VORLIEGENDER TEXT:
□ □ □ □

Das Gehör kam zurück. Was aber blieb, das waren die furchtbaren Ohrgeräusche. Denen hat sie den Kampf angesagt. Aber das ist eigentlich gar nicht richtig. Es geht eher um eine Partnerschaft mit dem Geräusch. Denn die Ursachen, so haben Untersuchungen ergeben, sind eher psychosomatischer Natur. Eine Heilung ist unwahrscheinlich. Aber das Leben damit soll erträglicher werden.

Auf den Lärm als Krankheitsursache macht in dieser Woche auch der „Tag gegen Lärm“ aufmerksam. Lärm sei eine der Hauptursachen für den Tinnitus, sagt Dr. Claudia Böttcher: „Es ist ein Alarmsignal des Körpers, ein Hilferuf.“ So war es auch bei der Patientin aus Köln.

□ □ □ □

ROHDATEN:

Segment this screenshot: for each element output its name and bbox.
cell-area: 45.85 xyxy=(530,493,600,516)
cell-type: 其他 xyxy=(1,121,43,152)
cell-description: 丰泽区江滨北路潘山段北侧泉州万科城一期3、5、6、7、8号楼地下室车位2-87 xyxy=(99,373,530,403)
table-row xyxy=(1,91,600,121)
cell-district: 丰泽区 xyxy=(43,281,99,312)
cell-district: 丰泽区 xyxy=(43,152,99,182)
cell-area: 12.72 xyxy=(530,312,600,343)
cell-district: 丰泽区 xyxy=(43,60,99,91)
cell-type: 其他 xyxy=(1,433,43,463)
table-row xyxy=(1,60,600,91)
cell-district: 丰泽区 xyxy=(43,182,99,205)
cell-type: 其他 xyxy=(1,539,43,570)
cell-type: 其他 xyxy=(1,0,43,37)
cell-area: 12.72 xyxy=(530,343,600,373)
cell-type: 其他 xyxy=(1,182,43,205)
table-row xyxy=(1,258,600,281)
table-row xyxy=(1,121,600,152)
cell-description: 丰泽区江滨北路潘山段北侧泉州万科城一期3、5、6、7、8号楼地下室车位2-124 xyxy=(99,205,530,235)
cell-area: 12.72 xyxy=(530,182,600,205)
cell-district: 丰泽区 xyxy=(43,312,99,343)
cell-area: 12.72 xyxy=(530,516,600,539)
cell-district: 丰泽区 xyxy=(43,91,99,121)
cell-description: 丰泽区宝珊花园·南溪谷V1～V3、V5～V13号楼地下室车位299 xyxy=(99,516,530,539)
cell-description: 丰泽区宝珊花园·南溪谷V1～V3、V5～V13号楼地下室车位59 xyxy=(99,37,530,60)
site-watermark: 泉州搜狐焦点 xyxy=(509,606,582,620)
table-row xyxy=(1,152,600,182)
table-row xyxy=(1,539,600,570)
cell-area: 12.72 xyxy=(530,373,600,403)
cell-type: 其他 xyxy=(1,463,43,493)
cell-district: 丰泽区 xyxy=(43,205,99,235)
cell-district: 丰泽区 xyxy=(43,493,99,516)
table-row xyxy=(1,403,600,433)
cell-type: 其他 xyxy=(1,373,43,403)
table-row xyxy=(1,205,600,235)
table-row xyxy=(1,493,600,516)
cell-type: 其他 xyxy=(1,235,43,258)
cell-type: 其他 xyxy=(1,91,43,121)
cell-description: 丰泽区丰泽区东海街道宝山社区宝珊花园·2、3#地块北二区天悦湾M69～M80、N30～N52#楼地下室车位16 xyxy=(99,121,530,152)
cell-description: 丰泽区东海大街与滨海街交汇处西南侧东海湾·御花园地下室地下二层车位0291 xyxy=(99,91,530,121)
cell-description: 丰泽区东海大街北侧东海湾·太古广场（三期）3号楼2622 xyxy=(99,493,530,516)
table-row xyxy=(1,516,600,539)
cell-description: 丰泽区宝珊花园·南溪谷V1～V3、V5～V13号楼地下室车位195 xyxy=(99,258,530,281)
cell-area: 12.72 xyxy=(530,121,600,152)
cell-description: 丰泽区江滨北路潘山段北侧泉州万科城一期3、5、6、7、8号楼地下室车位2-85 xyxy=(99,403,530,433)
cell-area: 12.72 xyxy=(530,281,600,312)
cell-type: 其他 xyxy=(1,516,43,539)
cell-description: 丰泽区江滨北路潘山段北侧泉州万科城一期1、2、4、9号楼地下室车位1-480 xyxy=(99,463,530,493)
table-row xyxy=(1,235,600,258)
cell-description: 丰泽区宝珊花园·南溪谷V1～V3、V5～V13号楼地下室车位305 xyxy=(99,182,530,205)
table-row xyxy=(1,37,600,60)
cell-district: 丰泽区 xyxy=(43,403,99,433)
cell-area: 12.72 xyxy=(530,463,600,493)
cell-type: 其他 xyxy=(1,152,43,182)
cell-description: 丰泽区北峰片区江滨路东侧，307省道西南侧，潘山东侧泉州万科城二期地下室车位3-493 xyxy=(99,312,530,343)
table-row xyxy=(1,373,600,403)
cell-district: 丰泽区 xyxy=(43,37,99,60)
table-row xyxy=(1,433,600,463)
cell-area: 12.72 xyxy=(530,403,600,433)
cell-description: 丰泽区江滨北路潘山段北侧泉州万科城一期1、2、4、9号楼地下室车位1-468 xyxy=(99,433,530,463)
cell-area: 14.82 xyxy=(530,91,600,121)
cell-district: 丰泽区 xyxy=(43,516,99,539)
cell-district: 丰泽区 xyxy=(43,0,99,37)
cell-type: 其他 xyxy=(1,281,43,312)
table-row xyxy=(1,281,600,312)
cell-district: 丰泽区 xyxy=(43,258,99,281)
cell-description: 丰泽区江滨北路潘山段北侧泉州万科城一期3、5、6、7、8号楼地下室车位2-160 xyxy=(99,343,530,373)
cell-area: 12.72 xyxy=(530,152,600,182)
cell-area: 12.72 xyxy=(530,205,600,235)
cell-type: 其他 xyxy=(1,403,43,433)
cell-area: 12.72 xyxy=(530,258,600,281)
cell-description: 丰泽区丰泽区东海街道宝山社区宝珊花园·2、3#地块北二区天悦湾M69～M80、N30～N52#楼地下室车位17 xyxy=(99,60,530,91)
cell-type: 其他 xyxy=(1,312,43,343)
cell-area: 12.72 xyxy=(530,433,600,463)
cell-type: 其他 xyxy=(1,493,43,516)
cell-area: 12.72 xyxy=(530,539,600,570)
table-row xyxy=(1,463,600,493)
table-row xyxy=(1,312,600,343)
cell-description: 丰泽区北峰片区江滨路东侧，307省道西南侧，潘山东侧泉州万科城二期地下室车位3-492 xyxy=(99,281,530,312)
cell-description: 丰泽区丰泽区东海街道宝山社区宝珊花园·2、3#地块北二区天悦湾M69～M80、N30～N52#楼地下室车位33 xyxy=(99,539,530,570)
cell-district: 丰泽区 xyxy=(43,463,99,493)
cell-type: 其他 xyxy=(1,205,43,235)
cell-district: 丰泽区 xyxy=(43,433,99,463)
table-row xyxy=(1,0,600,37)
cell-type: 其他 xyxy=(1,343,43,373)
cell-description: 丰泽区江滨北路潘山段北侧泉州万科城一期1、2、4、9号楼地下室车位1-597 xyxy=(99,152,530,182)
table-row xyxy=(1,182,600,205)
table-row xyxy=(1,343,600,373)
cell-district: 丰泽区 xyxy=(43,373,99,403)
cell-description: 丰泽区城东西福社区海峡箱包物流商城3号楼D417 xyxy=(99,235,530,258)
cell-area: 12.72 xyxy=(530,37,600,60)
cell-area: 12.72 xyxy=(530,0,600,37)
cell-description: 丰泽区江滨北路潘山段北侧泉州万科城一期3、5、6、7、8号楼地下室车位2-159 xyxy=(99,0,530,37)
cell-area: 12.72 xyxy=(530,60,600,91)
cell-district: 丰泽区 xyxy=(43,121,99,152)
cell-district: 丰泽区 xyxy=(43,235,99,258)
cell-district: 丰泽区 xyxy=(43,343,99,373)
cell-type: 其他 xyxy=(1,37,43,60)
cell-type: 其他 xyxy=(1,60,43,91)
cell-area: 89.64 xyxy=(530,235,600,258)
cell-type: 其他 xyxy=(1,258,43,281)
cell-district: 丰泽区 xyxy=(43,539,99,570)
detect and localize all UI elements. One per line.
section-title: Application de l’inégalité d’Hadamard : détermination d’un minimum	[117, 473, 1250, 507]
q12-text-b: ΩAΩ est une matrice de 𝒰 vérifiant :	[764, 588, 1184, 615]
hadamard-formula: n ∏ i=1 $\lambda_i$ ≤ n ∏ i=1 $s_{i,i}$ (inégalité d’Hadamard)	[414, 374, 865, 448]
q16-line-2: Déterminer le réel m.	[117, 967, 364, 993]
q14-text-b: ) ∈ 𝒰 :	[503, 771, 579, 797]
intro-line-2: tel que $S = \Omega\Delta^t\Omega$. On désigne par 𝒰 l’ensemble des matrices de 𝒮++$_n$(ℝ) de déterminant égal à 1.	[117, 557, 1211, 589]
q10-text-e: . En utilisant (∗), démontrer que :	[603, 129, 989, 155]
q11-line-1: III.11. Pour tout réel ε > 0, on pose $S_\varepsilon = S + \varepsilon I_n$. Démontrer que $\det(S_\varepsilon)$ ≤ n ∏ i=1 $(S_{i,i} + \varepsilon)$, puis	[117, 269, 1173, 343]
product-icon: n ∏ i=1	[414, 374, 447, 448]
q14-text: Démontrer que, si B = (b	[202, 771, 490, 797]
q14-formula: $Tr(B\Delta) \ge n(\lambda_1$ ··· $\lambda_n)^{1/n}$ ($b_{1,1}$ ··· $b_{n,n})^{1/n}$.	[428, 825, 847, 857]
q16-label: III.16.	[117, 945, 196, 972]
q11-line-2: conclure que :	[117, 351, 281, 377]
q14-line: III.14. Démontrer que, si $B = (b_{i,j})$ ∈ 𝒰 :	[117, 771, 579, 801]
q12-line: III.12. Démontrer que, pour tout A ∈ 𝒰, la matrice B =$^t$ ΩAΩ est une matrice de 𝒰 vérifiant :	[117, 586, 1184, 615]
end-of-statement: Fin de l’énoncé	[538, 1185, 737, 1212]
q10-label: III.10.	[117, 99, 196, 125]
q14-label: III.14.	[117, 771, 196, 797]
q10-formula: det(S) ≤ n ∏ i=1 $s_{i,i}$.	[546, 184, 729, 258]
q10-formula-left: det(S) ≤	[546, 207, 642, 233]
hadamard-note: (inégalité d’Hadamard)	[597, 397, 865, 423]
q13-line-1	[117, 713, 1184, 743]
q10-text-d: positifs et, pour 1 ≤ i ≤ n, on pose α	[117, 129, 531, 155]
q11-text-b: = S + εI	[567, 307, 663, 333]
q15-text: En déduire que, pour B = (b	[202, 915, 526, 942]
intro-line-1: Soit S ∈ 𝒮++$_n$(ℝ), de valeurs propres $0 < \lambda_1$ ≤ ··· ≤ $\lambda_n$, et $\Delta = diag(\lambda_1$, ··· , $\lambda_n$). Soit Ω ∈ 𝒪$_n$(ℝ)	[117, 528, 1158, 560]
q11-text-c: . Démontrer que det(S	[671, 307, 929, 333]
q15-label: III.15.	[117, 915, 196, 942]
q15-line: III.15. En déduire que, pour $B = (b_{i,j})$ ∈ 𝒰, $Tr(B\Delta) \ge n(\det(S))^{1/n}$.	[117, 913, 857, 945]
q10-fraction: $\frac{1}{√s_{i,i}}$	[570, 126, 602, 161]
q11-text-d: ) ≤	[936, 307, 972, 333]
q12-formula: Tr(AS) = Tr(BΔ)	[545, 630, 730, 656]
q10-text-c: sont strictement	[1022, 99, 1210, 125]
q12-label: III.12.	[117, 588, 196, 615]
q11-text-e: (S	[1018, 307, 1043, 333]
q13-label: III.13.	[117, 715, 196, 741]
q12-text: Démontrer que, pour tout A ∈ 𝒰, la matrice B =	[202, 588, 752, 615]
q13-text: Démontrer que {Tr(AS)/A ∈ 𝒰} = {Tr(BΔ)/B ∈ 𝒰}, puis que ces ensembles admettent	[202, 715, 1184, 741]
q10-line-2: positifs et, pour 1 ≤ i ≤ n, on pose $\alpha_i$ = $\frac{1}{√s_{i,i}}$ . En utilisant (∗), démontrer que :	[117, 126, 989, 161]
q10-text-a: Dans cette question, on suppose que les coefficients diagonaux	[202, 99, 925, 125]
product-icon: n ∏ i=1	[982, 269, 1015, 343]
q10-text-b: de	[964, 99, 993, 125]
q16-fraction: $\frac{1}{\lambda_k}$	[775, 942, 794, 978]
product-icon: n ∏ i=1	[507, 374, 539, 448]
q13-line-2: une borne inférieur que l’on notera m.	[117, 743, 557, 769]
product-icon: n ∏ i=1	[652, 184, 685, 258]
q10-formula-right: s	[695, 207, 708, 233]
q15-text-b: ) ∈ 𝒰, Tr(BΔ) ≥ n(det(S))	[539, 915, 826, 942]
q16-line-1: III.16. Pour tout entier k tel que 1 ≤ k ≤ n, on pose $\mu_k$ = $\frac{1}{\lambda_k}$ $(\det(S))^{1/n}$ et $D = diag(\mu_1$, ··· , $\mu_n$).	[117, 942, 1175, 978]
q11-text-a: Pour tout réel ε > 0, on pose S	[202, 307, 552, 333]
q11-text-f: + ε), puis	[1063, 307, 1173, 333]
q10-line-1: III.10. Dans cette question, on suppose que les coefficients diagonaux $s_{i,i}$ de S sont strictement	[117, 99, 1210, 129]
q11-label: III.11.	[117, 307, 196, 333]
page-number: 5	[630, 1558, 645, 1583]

□ □ □ □

ZUR AUFGABE: Gib aus dem Text über Tinnitus den Abschnitt wörtlich wieder, der mit „Auf den Lärm“ anfängt und bis einschließlich „Patientin aus Köln.“ weitergeht.

LÖSUNG:
Auf den Lärm als Krankheitsursache macht in dieser Woche auch der „Tag gegen Lärm“ aufmerksam. Lärm sei eine der Hauptursachen für den Tinnitus, sagt Dr. Claudia Böttcher: „Es ist ein Alarmsignal des Körpers, ein Hilferuf.“ So war es auch bei der Patientin aus Köln.